§ **OBJECTIVE**: Gather all lines with the word "each" in them.

(Stored records)
════════

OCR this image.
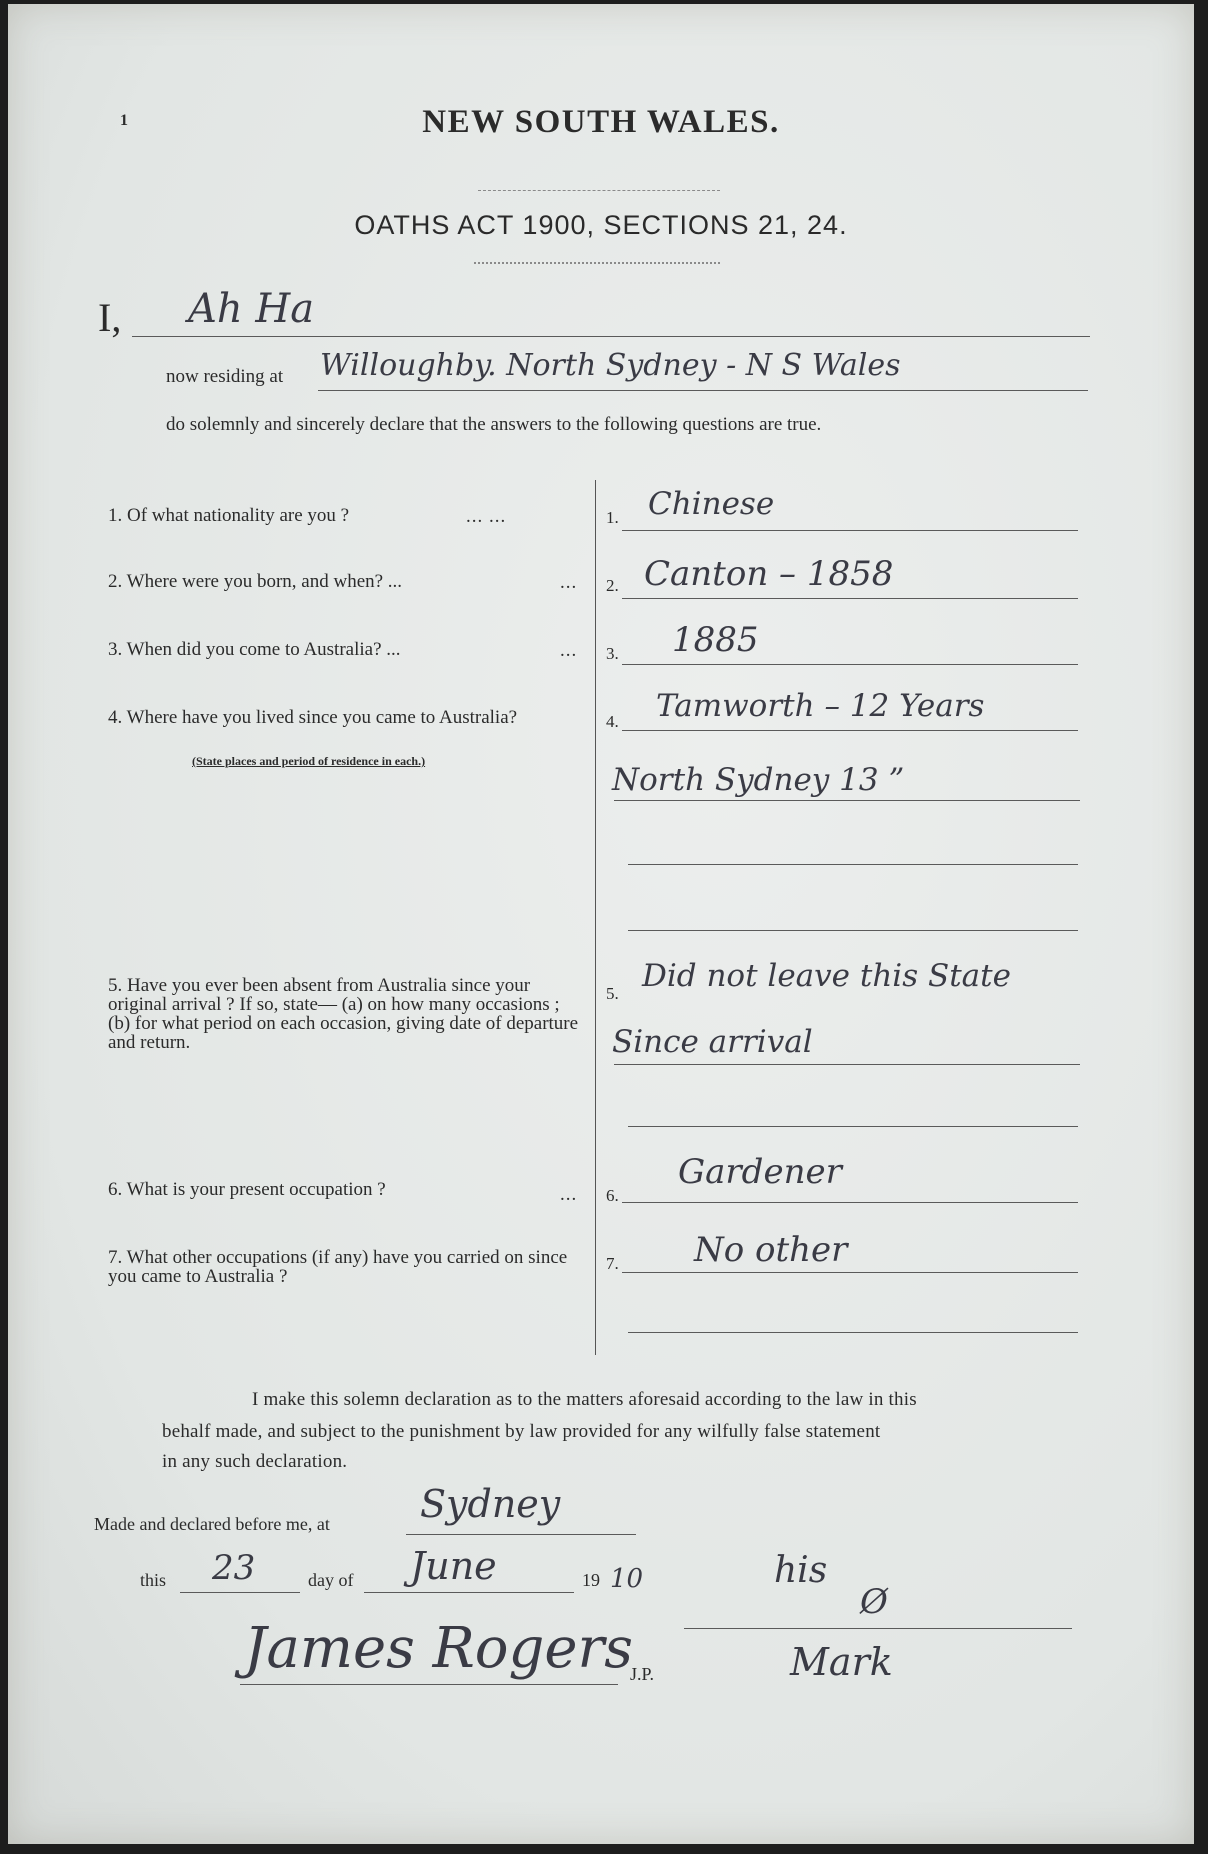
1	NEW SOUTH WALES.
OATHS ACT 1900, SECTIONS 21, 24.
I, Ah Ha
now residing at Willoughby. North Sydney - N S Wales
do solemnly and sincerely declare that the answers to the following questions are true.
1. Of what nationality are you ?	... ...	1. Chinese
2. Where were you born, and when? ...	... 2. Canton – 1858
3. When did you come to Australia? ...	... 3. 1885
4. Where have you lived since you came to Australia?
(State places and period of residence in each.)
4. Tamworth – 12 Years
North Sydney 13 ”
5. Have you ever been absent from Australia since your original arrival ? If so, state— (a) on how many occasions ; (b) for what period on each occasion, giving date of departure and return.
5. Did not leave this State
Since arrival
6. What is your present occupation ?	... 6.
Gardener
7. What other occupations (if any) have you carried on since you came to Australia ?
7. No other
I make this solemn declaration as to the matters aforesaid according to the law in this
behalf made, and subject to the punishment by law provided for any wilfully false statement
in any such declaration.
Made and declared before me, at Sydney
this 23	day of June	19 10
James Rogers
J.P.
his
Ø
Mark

════════

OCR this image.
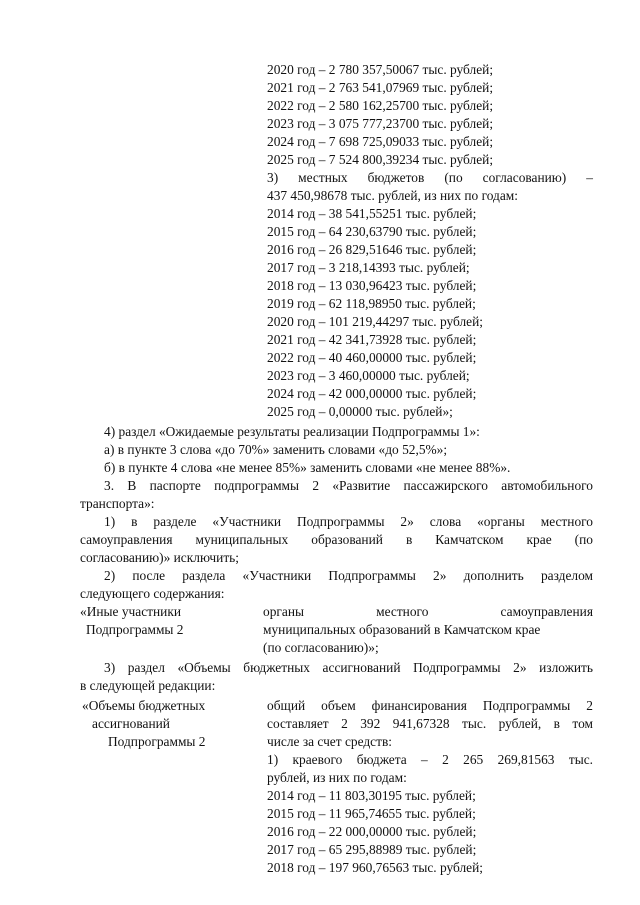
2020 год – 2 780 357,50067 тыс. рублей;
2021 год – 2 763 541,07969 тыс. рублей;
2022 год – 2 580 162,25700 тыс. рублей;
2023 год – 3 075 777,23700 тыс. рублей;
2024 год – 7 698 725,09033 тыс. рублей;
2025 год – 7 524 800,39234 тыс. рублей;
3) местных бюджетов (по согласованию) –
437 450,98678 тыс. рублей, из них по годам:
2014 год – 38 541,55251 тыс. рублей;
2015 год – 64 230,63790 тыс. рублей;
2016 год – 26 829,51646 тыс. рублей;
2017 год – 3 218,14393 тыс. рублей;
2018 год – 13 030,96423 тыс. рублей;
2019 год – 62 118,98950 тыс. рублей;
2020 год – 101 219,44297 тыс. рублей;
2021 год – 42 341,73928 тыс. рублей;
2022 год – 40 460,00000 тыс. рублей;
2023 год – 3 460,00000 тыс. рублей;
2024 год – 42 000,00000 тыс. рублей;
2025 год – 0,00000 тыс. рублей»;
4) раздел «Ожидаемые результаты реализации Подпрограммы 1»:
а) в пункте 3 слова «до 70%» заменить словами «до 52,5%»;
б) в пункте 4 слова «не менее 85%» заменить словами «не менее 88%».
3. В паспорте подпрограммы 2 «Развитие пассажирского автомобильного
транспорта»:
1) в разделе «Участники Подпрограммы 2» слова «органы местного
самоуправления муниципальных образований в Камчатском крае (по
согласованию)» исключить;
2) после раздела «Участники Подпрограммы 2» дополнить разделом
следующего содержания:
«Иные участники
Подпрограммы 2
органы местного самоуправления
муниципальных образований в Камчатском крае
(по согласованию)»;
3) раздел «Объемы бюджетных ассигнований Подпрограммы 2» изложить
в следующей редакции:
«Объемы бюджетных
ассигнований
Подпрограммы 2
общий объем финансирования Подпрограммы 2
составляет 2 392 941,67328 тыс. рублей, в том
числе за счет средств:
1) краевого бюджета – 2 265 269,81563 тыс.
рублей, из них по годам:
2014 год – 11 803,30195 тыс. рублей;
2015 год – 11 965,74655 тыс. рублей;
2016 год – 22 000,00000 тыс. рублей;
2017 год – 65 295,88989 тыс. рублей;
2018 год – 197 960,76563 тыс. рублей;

════════

§ **SOLUTION BELOW**:
(State places and period of residence in each.)
5. Have you ever been absent from Australia since your original arrival ? If so, state— (a) on how many occasions ; (b) for what period on each occasion, giving date of departure and return.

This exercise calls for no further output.